[Exercise] Output every entry exactly, from the first line to the last.
'''
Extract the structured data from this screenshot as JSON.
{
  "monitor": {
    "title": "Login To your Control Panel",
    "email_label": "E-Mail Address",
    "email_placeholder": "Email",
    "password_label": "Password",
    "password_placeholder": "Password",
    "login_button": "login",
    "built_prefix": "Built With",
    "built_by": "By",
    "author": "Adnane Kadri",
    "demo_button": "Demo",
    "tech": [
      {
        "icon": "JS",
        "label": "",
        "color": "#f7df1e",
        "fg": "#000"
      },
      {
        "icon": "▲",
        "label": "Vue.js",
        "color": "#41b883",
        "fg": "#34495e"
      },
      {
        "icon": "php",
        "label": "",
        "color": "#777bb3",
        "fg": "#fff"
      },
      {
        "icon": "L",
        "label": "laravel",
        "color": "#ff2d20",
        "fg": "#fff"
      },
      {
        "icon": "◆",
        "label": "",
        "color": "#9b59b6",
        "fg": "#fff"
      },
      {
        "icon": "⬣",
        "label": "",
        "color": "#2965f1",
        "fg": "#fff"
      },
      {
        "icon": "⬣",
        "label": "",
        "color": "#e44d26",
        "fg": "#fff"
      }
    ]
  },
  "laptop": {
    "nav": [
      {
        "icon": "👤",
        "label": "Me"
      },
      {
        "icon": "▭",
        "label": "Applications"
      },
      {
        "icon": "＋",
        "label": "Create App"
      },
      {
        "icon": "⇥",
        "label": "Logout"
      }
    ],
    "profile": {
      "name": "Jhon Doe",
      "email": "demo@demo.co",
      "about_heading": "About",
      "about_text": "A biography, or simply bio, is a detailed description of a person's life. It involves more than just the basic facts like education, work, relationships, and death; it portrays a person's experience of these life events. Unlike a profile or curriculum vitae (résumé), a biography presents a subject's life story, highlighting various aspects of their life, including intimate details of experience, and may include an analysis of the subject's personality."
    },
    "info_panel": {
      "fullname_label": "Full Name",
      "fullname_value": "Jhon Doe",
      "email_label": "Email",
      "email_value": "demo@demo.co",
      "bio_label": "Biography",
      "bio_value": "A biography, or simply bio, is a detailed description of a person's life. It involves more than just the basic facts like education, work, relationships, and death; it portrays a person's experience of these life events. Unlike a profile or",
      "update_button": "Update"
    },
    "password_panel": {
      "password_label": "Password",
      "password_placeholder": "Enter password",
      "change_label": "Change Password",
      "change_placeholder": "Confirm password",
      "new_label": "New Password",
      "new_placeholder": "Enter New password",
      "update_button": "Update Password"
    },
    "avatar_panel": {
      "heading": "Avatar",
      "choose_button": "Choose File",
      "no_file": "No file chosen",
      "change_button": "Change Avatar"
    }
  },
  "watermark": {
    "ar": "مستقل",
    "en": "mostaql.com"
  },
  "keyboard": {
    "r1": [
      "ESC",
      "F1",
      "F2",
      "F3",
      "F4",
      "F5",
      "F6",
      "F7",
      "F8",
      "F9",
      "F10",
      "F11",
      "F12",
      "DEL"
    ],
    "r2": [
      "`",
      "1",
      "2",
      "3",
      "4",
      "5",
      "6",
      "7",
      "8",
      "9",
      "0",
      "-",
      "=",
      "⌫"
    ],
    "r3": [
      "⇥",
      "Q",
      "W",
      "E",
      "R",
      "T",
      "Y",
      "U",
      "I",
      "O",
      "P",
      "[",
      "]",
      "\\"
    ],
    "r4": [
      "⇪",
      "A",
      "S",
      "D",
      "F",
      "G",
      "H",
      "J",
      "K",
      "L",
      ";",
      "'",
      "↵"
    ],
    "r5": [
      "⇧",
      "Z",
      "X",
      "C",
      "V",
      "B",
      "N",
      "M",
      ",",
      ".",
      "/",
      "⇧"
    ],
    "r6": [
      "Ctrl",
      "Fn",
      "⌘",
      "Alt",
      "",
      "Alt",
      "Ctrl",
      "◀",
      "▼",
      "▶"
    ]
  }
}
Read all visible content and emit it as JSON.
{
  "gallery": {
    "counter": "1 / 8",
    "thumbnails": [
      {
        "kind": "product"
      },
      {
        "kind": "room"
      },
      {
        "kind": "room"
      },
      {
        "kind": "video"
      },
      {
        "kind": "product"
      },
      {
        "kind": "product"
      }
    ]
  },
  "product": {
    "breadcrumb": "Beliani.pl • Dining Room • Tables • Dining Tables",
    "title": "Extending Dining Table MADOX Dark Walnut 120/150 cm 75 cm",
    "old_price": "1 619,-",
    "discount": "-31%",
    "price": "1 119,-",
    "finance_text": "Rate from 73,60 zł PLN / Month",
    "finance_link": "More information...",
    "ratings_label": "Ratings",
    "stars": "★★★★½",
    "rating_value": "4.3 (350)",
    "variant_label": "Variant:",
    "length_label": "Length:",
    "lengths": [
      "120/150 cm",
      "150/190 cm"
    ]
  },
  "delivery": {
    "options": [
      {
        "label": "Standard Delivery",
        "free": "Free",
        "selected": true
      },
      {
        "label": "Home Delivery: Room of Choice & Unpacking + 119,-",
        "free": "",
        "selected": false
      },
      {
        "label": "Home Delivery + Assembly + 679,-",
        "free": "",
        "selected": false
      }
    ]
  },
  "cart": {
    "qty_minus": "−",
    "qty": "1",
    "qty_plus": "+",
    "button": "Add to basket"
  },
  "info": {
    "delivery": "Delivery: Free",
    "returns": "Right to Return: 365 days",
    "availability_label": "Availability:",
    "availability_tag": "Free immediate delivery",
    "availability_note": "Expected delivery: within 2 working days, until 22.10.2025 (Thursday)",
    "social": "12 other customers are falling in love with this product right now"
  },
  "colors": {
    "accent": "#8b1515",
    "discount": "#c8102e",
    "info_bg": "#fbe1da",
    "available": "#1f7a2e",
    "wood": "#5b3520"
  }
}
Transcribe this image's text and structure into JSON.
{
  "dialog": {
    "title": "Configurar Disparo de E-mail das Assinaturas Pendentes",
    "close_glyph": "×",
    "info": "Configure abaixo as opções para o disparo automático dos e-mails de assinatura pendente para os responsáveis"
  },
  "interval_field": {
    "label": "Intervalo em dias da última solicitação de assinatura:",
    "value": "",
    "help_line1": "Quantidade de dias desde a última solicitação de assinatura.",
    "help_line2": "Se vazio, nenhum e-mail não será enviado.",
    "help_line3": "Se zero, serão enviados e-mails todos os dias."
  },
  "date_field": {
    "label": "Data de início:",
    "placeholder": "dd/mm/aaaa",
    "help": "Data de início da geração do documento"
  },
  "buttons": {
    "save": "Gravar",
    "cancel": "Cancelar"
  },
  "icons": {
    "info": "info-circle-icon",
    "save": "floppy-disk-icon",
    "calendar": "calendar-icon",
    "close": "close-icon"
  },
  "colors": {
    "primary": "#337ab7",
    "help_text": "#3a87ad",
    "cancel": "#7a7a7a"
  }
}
'''
[Answer below]
Extract the structured data from this screenshot as JSON.
{
  "monitor": {
    "title": "Login To your Control Panel",
    "email_label": "E-Mail Address",
    "email_placeholder": "Email",
    "password_label": "Password",
    "password_placeholder": "Password",
    "login_button": "login",
    "built_prefix": "Built With",
    "built_by": "By",
    "author": "Adnane Kadri",
    "demo_button": "Demo",
    "tech": [
      {
        "icon": "JS",
        "label": "",
        "color": "#f7df1e",
        "fg": "#000"
      },
      {
        "icon": "▲",
        "label": "Vue.js",
        "color": "#41b883",
        "fg": "#34495e"
      },
      {
        "icon": "php",
        "label": "",
        "color": "#777bb3",
        "fg": "#fff"
      },
      {
        "icon": "L",
        "label": "laravel",
        "color": "#ff2d20",
        "fg": "#fff"
      },
      {
        "icon": "◆",
        "label": "",
        "color": "#9b59b6",
        "fg": "#fff"
      },
      {
        "icon": "⬣",
        "label": "",
        "color": "#2965f1",
        "fg": "#fff"
      },
      {
        "icon": "⬣",
        "label": "",
        "color": "#e44d26",
        "fg": "#fff"
      }
    ]
  },
  "laptop": {
    "nav": [
      {
        "icon": "👤",
        "label": "Me"
      },
      {
        "icon": "▭",
        "label": "Applications"
      },
      {
        "icon": "＋",
        "label": "Create App"
      },
      {
        "icon": "⇥",
        "label": "Logout"
      }
    ],
    "profile": {
      "name": "Jhon Doe",
      "email": "demo@demo.co",
      "about_heading": "About",
      "about_text": "A biography, or simply bio, is a detailed description of a person's life. It involves more than just the basic facts like education, work, relationships, and death; it portrays a person's experience of these life events. Unlike a profile or curriculum vitae (résumé), a biography presents a subject's life story, highlighting various aspects of their life, including intimate details of experience, and may include an analysis of the subject's personality."
    },
    "info_panel": {
      "fullname_label": "Full Name",
      "fullname_value": "Jhon Doe",
      "email_label": "Email",
      "email_value": "demo@demo.co",
      "bio_label": "Biography",
      "bio_value": "A biography, or simply bio, is a detailed description of a person's life. It involves more than just the basic facts like education, work, relationships, and death; it portrays a person's experience of these life events. Unlike a profile or",
      "update_button": "Update"
    },
    "password_panel": {
      "password_label": "Password",
      "password_placeholder": "Enter password",
      "change_label": "Change Password",
      "change_placeholder": "Confirm password",
      "new_label": "New Password",
      "new_placeholder": "Enter New password",
      "update_button": "Update Password"
    },
    "avatar_panel": {
      "heading": "Avatar",
      "choose_button": "Choose File",
      "no_file": "No file chosen",
      "change_button": "Change Avatar"
    }
  },
  "watermark": {
    "ar": "مستقل",
    "en": "mostaql.com"
  },
  "keyboard": {
    "r1": [
      "ESC",
      "F1",
      "F2",
      "F3",
      "F4",
      "F5",
      "F6",
      "F7",
      "F8",
      "F9",
      "F10",
      "F11",
      "F12",
      "DEL"
    ],
    "r2": [
      "`",
      "1",
      "2",
      "3",
      "4",
      "5",
      "6",
      "7",
      "8",
      "9",
      "0",
      "-",
      "=",
      "⌫"
    ],
    "r3": [
      "⇥",
      "Q",
      "W",
      "E",
      "R",
      "T",
      "Y",
      "U",
      "I",
      "O",
      "P",
      "[",
      "]",
      "\\"
    ],
    "r4": [
      "⇪",
      "A",
      "S",
      "D",
      "F",
      "G",
      "H",
      "J",
      "K",
      "L",
      ";",
      "'",
      "↵"
    ],
    "r5": [
      "⇧",
      "Z",
      "X",
      "C",
      "V",
      "B",
      "N",
      "M",
      ",",
      ".",
      "/",
      "⇧"
    ],
    "r6": [
      "Ctrl",
      "Fn",
      "⌘",
      "Alt",
      "",
      "Alt",
      "Ctrl",
      "◀",
      "▼",
      "▶"
    ]
  }
}
Read all visible content and emit it as JSON.
{
  "gallery": {
    "counter": "1 / 8",
    "thumbnails": [
      {
        "kind": "product"
      },
      {
        "kind": "room"
      },
      {
        "kind": "room"
      },
      {
        "kind": "video"
      },
      {
        "kind": "product"
      },
      {
        "kind": "product"
      }
    ]
  },
  "product": {
    "breadcrumb": "Beliani.pl • Dining Room • Tables • Dining Tables",
    "title": "Extending Dining Table MADOX Dark Walnut 120/150 cm 75 cm",
    "old_price": "1 619,-",
    "discount": "-31%",
    "price": "1 119,-",
    "finance_text": "Rate from 73,60 zł PLN / Month",
    "finance_link": "More information...",
    "ratings_label": "Ratings",
    "stars": "★★★★½",
    "rating_value": "4.3 (350)",
    "variant_label": "Variant:",
    "length_label": "Length:",
    "lengths": [
      "120/150 cm",
      "150/190 cm"
    ]
  },
  "delivery": {
    "options": [
      {
        "label": "Standard Delivery",
        "free": "Free",
        "selected": true
      },
      {
        "label": "Home Delivery: Room of Choice & Unpacking + 119,-",
        "free": "",
        "selected": false
      },
      {
        "label": "Home Delivery + Assembly + 679,-",
        "free": "",
        "selected": false
      }
    ]
  },
  "cart": {
    "qty_minus": "−",
    "qty": "1",
    "qty_plus": "+",
    "button": "Add to basket"
  },
  "info": {
    "delivery": "Delivery: Free",
    "returns": "Right to Return: 365 days",
    "availability_label": "Availability:",
    "availability_tag": "Free immediate delivery",
    "availability_note": "Expected delivery: within 2 working days, until 22.10.2025 (Thursday)",
    "social": "12 other customers are falling in love with this product right now"
  },
  "colors": {
    "accent": "#8b1515",
    "discount": "#c8102e",
    "info_bg": "#fbe1da",
    "available": "#1f7a2e",
    "wood": "#5b3520"
  }
}
Transcribe this image's text and structure into JSON.
{
  "dialog": {
    "title": "Configurar Disparo de E-mail das Assinaturas Pendentes",
    "close_glyph": "×",
    "info": "Configure abaixo as opções para o disparo automático dos e-mails de assinatura pendente para os responsáveis"
  },
  "interval_field": {
    "label": "Intervalo em dias da última solicitação de assinatura:",
    "value": "",
    "help_line1": "Quantidade de dias desde a última solicitação de assinatura.",
    "help_line2": "Se vazio, nenhum e-mail não será enviado.",
    "help_line3": "Se zero, serão enviados e-mails todos os dias."
  },
  "date_field": {
    "label": "Data de início:",
    "placeholder": "dd/mm/aaaa",
    "help": "Data de início da geração do documento"
  },
  "buttons": {
    "save": "Gravar",
    "cancel": "Cancelar"
  },
  "icons": {
    "info": "info-circle-icon",
    "save": "floppy-disk-icon",
    "calendar": "calendar-icon",
    "close": "close-icon"
  },
  "colors": {
    "primary": "#337ab7",
    "help_text": "#3a87ad",
    "cancel": "#7a7a7a"
  }
}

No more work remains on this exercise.